[GIVEN REQUEST] Below is the data. Give it again, complete and exact.

[ENTRIES]
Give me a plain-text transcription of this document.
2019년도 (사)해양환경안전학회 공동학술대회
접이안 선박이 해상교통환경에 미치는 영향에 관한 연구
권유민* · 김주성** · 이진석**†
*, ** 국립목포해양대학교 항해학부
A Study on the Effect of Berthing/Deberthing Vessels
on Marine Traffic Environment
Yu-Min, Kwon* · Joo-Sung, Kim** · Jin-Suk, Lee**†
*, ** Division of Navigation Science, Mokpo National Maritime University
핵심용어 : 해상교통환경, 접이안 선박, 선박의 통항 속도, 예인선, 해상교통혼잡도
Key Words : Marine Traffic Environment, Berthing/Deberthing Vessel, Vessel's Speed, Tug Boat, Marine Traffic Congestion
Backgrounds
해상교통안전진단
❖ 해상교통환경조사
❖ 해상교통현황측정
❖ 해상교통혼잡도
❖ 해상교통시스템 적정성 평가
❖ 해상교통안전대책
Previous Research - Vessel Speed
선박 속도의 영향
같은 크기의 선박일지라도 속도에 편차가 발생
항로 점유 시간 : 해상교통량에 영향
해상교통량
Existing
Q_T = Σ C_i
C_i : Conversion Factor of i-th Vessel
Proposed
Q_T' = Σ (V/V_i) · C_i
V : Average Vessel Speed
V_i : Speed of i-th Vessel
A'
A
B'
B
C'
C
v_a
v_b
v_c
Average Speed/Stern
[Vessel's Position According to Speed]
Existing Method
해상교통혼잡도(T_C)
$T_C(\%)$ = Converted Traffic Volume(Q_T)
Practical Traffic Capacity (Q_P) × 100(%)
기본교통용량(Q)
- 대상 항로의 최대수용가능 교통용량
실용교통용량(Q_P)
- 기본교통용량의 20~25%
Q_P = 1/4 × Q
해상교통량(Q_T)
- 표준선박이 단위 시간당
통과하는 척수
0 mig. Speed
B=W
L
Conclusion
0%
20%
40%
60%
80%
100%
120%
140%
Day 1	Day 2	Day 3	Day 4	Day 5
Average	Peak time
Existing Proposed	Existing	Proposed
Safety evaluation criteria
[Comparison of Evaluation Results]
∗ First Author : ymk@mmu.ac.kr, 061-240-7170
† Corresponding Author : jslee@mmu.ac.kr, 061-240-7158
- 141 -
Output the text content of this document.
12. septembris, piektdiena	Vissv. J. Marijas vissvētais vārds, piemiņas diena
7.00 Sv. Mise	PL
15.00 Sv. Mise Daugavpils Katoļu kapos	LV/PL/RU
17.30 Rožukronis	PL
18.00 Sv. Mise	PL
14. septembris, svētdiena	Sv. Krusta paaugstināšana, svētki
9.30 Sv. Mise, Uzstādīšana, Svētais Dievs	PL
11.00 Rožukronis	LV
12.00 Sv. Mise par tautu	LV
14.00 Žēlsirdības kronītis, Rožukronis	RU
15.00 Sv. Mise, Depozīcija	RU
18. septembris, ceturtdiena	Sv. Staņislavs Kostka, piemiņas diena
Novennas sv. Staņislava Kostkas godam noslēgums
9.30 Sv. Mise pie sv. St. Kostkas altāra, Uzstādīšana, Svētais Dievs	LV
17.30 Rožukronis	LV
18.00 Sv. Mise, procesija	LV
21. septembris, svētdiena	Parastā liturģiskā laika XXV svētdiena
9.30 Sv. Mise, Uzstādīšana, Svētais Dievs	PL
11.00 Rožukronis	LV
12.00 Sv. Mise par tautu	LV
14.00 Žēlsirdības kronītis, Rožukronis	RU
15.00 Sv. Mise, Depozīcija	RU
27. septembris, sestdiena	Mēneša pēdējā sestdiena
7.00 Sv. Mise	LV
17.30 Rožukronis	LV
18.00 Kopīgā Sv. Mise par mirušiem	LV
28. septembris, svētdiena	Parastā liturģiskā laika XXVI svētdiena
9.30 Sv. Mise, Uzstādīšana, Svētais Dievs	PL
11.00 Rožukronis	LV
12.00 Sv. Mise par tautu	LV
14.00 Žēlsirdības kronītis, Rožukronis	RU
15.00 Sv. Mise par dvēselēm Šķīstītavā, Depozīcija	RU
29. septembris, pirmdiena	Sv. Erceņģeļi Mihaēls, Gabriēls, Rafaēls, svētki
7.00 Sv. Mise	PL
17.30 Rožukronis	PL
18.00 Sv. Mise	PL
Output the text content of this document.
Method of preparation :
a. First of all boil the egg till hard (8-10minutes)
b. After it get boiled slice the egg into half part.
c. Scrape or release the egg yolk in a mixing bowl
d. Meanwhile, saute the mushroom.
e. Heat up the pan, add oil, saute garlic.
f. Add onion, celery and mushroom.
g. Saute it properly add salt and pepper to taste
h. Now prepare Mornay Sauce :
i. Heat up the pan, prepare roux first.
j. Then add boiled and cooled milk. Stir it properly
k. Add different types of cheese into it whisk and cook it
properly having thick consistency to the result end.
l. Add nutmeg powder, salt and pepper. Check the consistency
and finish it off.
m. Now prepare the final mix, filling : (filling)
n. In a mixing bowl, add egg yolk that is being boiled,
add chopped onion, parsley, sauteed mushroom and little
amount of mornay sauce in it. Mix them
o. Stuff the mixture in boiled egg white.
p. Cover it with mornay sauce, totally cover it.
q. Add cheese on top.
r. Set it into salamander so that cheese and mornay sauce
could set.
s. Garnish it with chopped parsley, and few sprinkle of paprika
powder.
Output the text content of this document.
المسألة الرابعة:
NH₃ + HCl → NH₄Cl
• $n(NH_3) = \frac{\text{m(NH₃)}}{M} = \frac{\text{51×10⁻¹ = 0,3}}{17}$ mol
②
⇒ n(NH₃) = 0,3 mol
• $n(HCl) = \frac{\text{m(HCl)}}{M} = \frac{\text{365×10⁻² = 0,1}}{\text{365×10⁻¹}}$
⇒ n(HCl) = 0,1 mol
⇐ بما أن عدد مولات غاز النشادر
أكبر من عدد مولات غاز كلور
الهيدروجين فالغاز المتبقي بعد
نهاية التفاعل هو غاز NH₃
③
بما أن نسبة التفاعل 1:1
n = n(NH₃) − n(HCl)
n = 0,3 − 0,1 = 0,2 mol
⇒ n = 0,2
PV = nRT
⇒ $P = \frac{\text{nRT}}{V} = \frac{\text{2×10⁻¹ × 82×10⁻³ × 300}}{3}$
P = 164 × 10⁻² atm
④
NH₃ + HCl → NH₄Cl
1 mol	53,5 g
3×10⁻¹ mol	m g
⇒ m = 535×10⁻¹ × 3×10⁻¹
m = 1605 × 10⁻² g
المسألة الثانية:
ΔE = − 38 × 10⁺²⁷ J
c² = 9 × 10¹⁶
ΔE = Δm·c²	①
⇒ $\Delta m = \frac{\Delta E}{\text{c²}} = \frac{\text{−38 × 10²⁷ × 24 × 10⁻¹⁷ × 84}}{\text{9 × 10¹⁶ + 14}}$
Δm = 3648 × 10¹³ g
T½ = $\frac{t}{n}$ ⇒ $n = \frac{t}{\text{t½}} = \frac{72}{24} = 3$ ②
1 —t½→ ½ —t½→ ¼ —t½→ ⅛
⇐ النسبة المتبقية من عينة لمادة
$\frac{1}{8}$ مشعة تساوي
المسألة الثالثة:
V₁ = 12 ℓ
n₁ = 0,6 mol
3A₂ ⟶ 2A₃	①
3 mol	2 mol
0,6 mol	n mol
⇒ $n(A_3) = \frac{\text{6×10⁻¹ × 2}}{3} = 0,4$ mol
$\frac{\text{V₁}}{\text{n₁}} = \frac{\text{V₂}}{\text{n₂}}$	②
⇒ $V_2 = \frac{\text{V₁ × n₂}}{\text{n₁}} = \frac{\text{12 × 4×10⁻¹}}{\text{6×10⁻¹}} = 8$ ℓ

[THE RESULT]
Give me a plain-text transcription of this document.
2019년도 (사)해양환경안전학회 공동학술대회
접이안 선박이 해상교통환경에 미치는 영향에 관한 연구
권유민* · 김주성** · 이진석**†
*, ** 국립목포해양대학교 항해학부
A Study on the Effect of Berthing/Deberthing Vessels
on Marine Traffic Environment
Yu-Min, Kwon* · Joo-Sung, Kim** · Jin-Suk, Lee**†
*, ** Division of Navigation Science, Mokpo National Maritime University
핵심용어 : 해상교통환경, 접이안 선박, 선박의 통항 속도, 예인선, 해상교통혼잡도
Key Words : Marine Traffic Environment, Berthing/Deberthing Vessel, Vessel's Speed, Tug Boat, Marine Traffic Congestion
Backgrounds
해상교통안전진단
❖ 해상교통환경조사
❖ 해상교통현황측정
❖ 해상교통혼잡도
❖ 해상교통시스템 적정성 평가
❖ 해상교통안전대책
Previous Research - Vessel Speed
선박 속도의 영향
같은 크기의 선박일지라도 속도에 편차가 발생
항로 점유 시간 : 해상교통량에 영향
해상교통량
Existing
Q_T = Σ C_i
C_i : Conversion Factor of i-th Vessel
Proposed
Q_T' = Σ (V/V_i) · C_i
V : Average Vessel Speed
V_i : Speed of i-th Vessel
A'
A
B'
B
C'
C
v_a
v_b
v_c
Average Speed/Stern
[Vessel's Position According to Speed]
Existing Method
해상교통혼잡도(T_C)
$T_C(\%)$ = Converted Traffic Volume(Q_T)
Practical Traffic Capacity (Q_P) × 100(%)
기본교통용량(Q)
- 대상 항로의 최대수용가능 교통용량
실용교통용량(Q_P)
- 기본교통용량의 20~25%
Q_P = 1/4 × Q
해상교통량(Q_T)
- 표준선박이 단위 시간당
통과하는 척수
0 mig. Speed
B=W
L
Conclusion
0%
20%
40%
60%
80%
100%
120%
140%
Day 1	Day 2	Day 3	Day 4	Day 5
Average	Peak time
Existing Proposed	Existing	Proposed
Safety evaluation criteria
[Comparison of Evaluation Results]
∗ First Author : ymk@mmu.ac.kr, 061-240-7170
† Corresponding Author : jslee@mmu.ac.kr, 061-240-7158
- 141 -
Output the text content of this document.
12. septembris, piektdiena	Vissv. J. Marijas vissvētais vārds, piemiņas diena
7.00 Sv. Mise	PL
15.00 Sv. Mise Daugavpils Katoļu kapos	LV/PL/RU
17.30 Rožukronis	PL
18.00 Sv. Mise	PL
14. septembris, svētdiena	Sv. Krusta paaugstināšana, svētki
9.30 Sv. Mise, Uzstādīšana, Svētais Dievs	PL
11.00 Rožukronis	LV
12.00 Sv. Mise par tautu	LV
14.00 Žēlsirdības kronītis, Rožukronis	RU
15.00 Sv. Mise, Depozīcija	RU
18. septembris, ceturtdiena	Sv. Staņislavs Kostka, piemiņas diena
Novennas sv. Staņislava Kostkas godam noslēgums
9.30 Sv. Mise pie sv. St. Kostkas altāra, Uzstādīšana, Svētais Dievs	LV
17.30 Rožukronis	LV
18.00 Sv. Mise, procesija	LV
21. septembris, svētdiena	Parastā liturģiskā laika XXV svētdiena
9.30 Sv. Mise, Uzstādīšana, Svētais Dievs	PL
11.00 Rožukronis	LV
12.00 Sv. Mise par tautu	LV
14.00 Žēlsirdības kronītis, Rožukronis	RU
15.00 Sv. Mise, Depozīcija	RU
27. septembris, sestdiena	Mēneša pēdējā sestdiena
7.00 Sv. Mise	LV
17.30 Rožukronis	LV
18.00 Kopīgā Sv. Mise par mirušiem	LV
28. septembris, svētdiena	Parastā liturģiskā laika XXVI svētdiena
9.30 Sv. Mise, Uzstādīšana, Svētais Dievs	PL
11.00 Rožukronis	LV
12.00 Sv. Mise par tautu	LV
14.00 Žēlsirdības kronītis, Rožukronis	RU
15.00 Sv. Mise par dvēselēm Šķīstītavā, Depozīcija	RU
29. septembris, pirmdiena	Sv. Erceņģeļi Mihaēls, Gabriēls, Rafaēls, svētki
7.00 Sv. Mise	PL
17.30 Rožukronis	PL
18.00 Sv. Mise	PL
Output the text content of this document.
Method of preparation :
a. First of all boil the egg till hard (8-10minutes)
b. After it get boiled slice the egg into half part.
c. Scrape or release the egg yolk in a mixing bowl
d. Meanwhile, saute the mushroom.
e. Heat up the pan, add oil, saute garlic.
f. Add onion, celery and mushroom.
g. Saute it properly add salt and pepper to taste
h. Now prepare Mornay Sauce :
i. Heat up the pan, prepare roux first.
j. Then add boiled and cooled milk. Stir it properly
k. Add different types of cheese into it whisk and cook it
properly having thick consistency to the result end.
l. Add nutmeg powder, salt and pepper. Check the consistency
and finish it off.
m. Now prepare the final mix, filling : (filling)
n. In a mixing bowl, add egg yolk that is being boiled,
add chopped onion, parsley, sauteed mushroom and little
amount of mornay sauce in it. Mix them
o. Stuff the mixture in boiled egg white.
p. Cover it with mornay sauce, totally cover it.
q. Add cheese on top.
r. Set it into salamander so that cheese and mornay sauce
could set.
s. Garnish it with chopped parsley, and few sprinkle of paprika
powder.
Output the text content of this document.
المسألة الرابعة:
NH₃ + HCl → NH₄Cl
• $n(NH_3) = \frac{\text{m(NH₃)}}{M} = \frac{\text{51×10⁻¹ = 0,3}}{17}$ mol
②
⇒ n(NH₃) = 0,3 mol
• $n(HCl) = \frac{\text{m(HCl)}}{M} = \frac{\text{365×10⁻² = 0,1}}{\text{365×10⁻¹}}$
⇒ n(HCl) = 0,1 mol
⇐ بما أن عدد مولات غاز النشادر
أكبر من عدد مولات غاز كلور
الهيدروجين فالغاز المتبقي بعد
نهاية التفاعل هو غاز NH₃
③
بما أن نسبة التفاعل 1:1
n = n(NH₃) − n(HCl)
n = 0,3 − 0,1 = 0,2 mol
⇒ n = 0,2
PV = nRT
⇒ $P = \frac{\text{nRT}}{V} = \frac{\text{2×10⁻¹ × 82×10⁻³ × 300}}{3}$
P = 164 × 10⁻² atm
④
NH₃ + HCl → NH₄Cl
1 mol	53,5 g
3×10⁻¹ mol	m g
⇒ m = 535×10⁻¹ × 3×10⁻¹
m = 1605 × 10⁻² g
المسألة الثانية:
ΔE = − 38 × 10⁺²⁷ J
c² = 9 × 10¹⁶
ΔE = Δm·c²	①
⇒ $\Delta m = \frac{\Delta E}{\text{c²}} = \frac{\text{−38 × 10²⁷ × 24 × 10⁻¹⁷ × 84}}{\text{9 × 10¹⁶ + 14}}$
Δm = 3648 × 10¹³ g
T½ = $\frac{t}{n}$ ⇒ $n = \frac{t}{\text{t½}} = \frac{72}{24} = 3$ ②
1 —t½→ ½ —t½→ ¼ —t½→ ⅛
⇐ النسبة المتبقية من عينة لمادة
$\frac{1}{8}$ مشعة تساوي
المسألة الثالثة:
V₁ = 12 ℓ
n₁ = 0,6 mol
3A₂ ⟶ 2A₃	①
3 mol	2 mol
0,6 mol	n mol
⇒ $n(A_3) = \frac{\text{6×10⁻¹ × 2}}{3} = 0,4$ mol
$\frac{\text{V₁}}{\text{n₁}} = \frac{\text{V₂}}{\text{n₂}}$	②
⇒ $V_2 = \frac{\text{V₁ × n₂}}{\text{n₁}} = \frac{\text{12 × 4×10⁻¹}}{\text{6×10⁻¹}} = 8$ ℓ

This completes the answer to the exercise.